:: Data for processing

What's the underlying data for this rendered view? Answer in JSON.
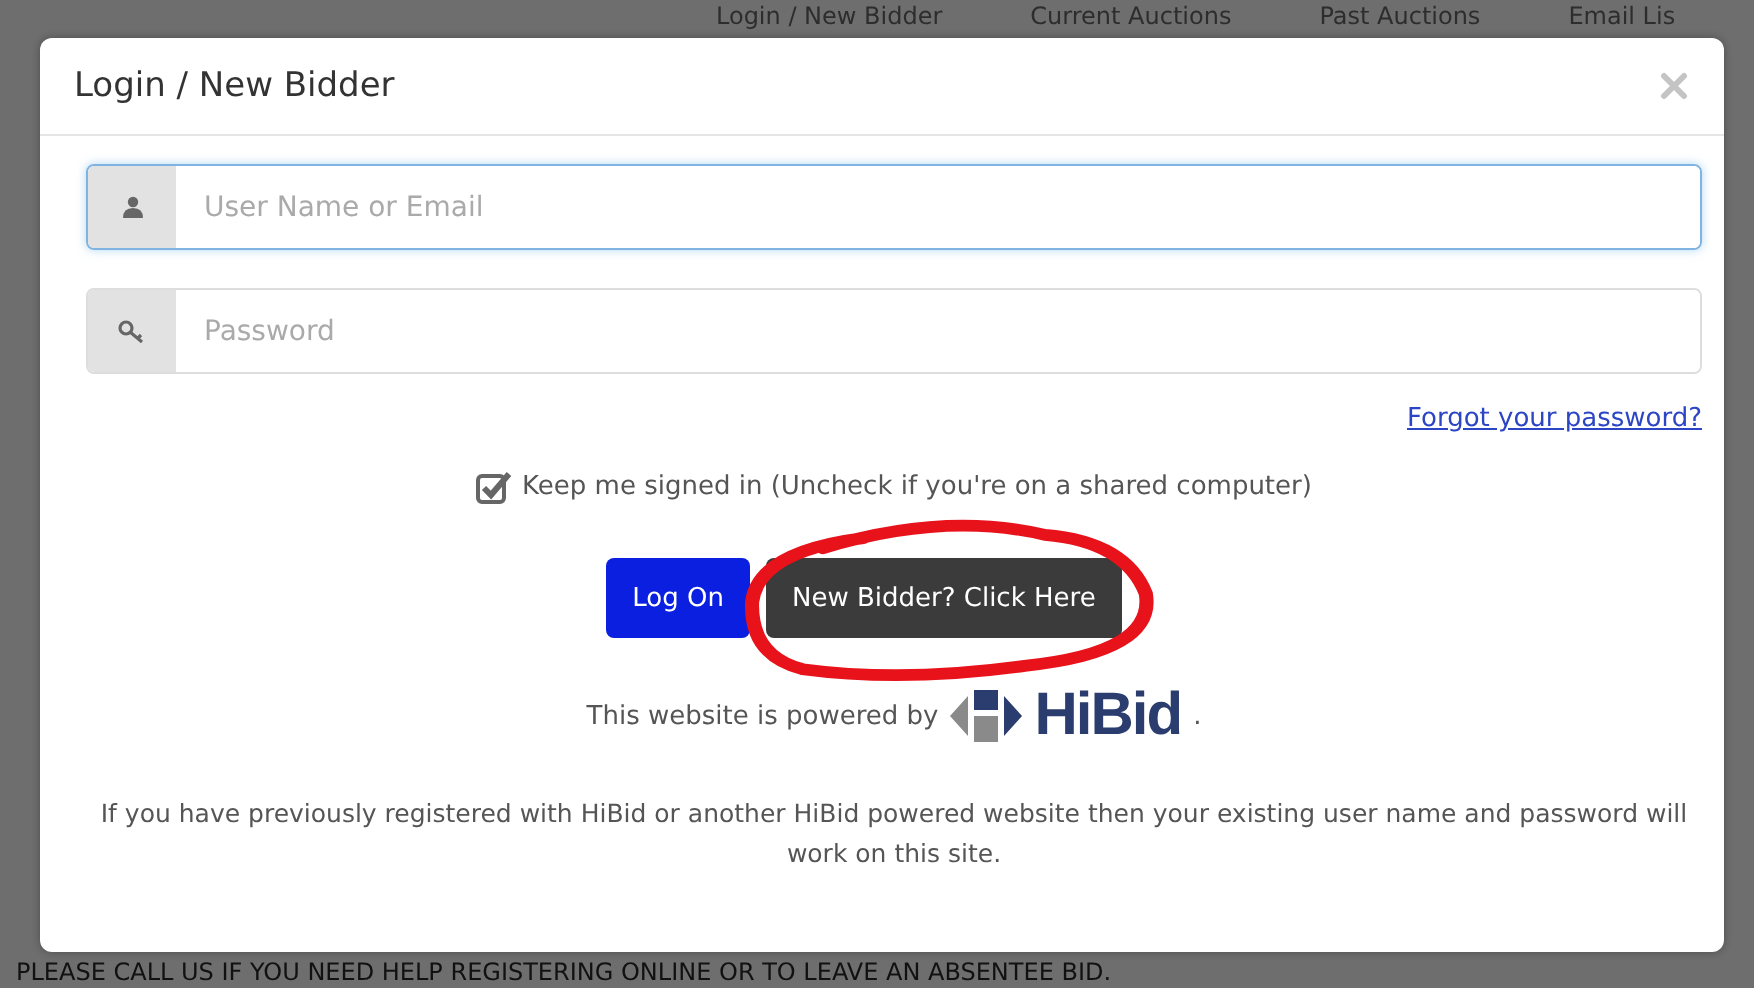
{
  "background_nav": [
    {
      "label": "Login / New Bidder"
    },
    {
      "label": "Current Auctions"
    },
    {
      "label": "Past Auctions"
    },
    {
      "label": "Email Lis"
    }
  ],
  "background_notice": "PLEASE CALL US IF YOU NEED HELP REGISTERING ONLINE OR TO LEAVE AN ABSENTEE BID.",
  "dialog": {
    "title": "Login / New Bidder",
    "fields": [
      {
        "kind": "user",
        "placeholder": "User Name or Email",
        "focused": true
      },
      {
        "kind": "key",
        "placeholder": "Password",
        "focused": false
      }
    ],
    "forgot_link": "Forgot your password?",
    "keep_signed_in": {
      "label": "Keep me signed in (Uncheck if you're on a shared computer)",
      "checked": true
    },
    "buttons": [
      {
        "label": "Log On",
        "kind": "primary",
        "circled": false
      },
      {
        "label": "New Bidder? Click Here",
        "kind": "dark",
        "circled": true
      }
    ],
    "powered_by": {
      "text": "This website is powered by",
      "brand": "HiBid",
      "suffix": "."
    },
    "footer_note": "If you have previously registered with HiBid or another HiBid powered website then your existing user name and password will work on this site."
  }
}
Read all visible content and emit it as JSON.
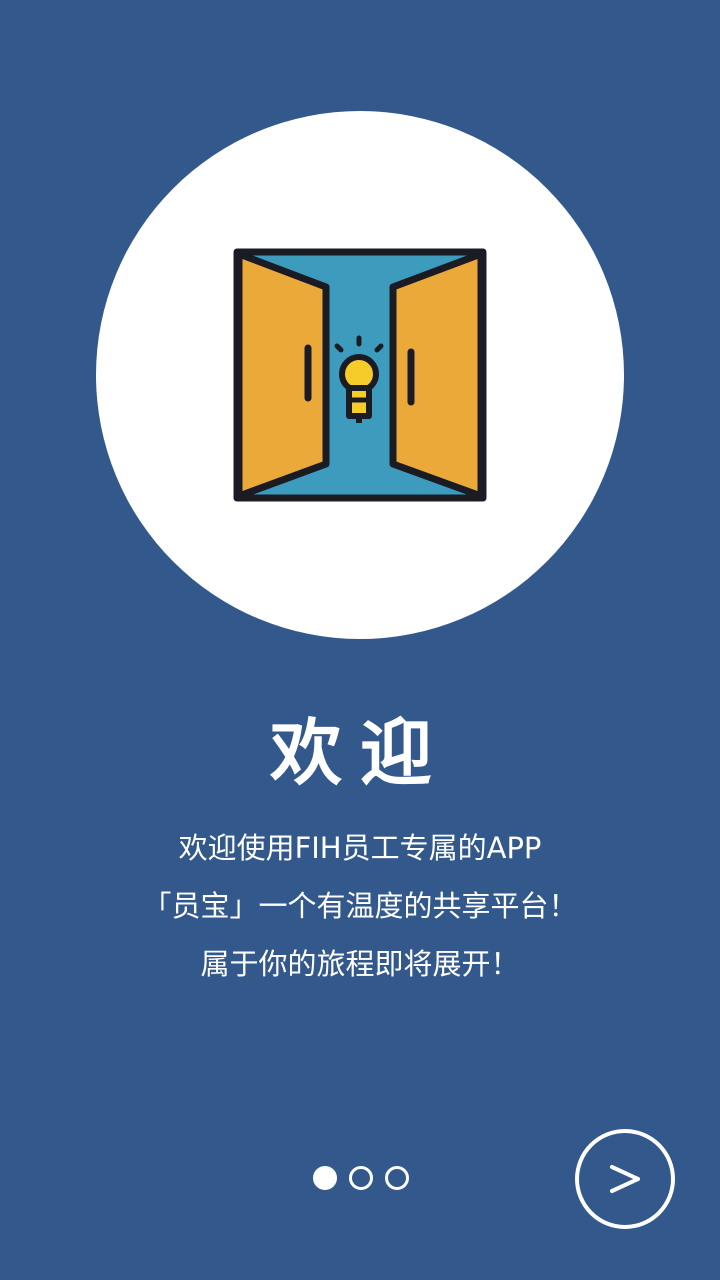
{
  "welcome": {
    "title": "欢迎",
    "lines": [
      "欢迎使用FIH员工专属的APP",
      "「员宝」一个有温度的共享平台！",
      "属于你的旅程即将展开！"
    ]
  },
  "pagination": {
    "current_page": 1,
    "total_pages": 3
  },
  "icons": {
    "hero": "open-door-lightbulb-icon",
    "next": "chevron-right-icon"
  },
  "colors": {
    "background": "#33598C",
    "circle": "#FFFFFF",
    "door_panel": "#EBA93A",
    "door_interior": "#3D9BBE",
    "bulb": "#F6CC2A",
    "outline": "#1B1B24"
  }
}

::::

What you will do -> Write the material out again exactly as it appears, dropping the pictures.

Full response ->
What's the underlying data for this rendered view? Answer in JSON.
{
  "background_nav": [
    {
      "label": "Login / New Bidder"
    },
    {
      "label": "Current Auctions"
    },
    {
      "label": "Past Auctions"
    },
    {
      "label": "Email Lis"
    }
  ],
  "background_notice": "PLEASE CALL US IF YOU NEED HELP REGISTERING ONLINE OR TO LEAVE AN ABSENTEE BID.",
  "dialog": {
    "title": "Login / New Bidder",
    "fields": [
      {
        "kind": "user",
        "placeholder": "User Name or Email",
        "focused": true
      },
      {
        "kind": "key",
        "placeholder": "Password",
        "focused": false
      }
    ],
    "forgot_link": "Forgot your password?",
    "keep_signed_in": {
      "label": "Keep me signed in (Uncheck if you're on a shared computer)",
      "checked": true
    },
    "buttons": [
      {
        "label": "Log On",
        "kind": "primary",
        "circled": false
      },
      {
        "label": "New Bidder? Click Here",
        "kind": "dark",
        "circled": true
      }
    ],
    "powered_by": {
      "text": "This website is powered by",
      "brand": "HiBid",
      "suffix": "."
    },
    "footer_note": "If you have previously registered with HiBid or another HiBid powered website then your existing user name and password will work on this site."
  }
}
Read all visible content and emit it as JSON.
{
  "welcome": {
    "title": "欢迎",
    "lines": [
      "欢迎使用FIH员工专属的APP",
      "「员宝」一个有温度的共享平台！",
      "属于你的旅程即将展开！"
    ]
  },
  "pagination": {
    "current_page": 1,
    "total_pages": 3
  },
  "icons": {
    "hero": "open-door-lightbulb-icon",
    "next": "chevron-right-icon"
  },
  "colors": {
    "background": "#33598C",
    "circle": "#FFFFFF",
    "door_panel": "#EBA93A",
    "door_interior": "#3D9BBE",
    "bulb": "#F6CC2A",
    "outline": "#1B1B24"
  }
}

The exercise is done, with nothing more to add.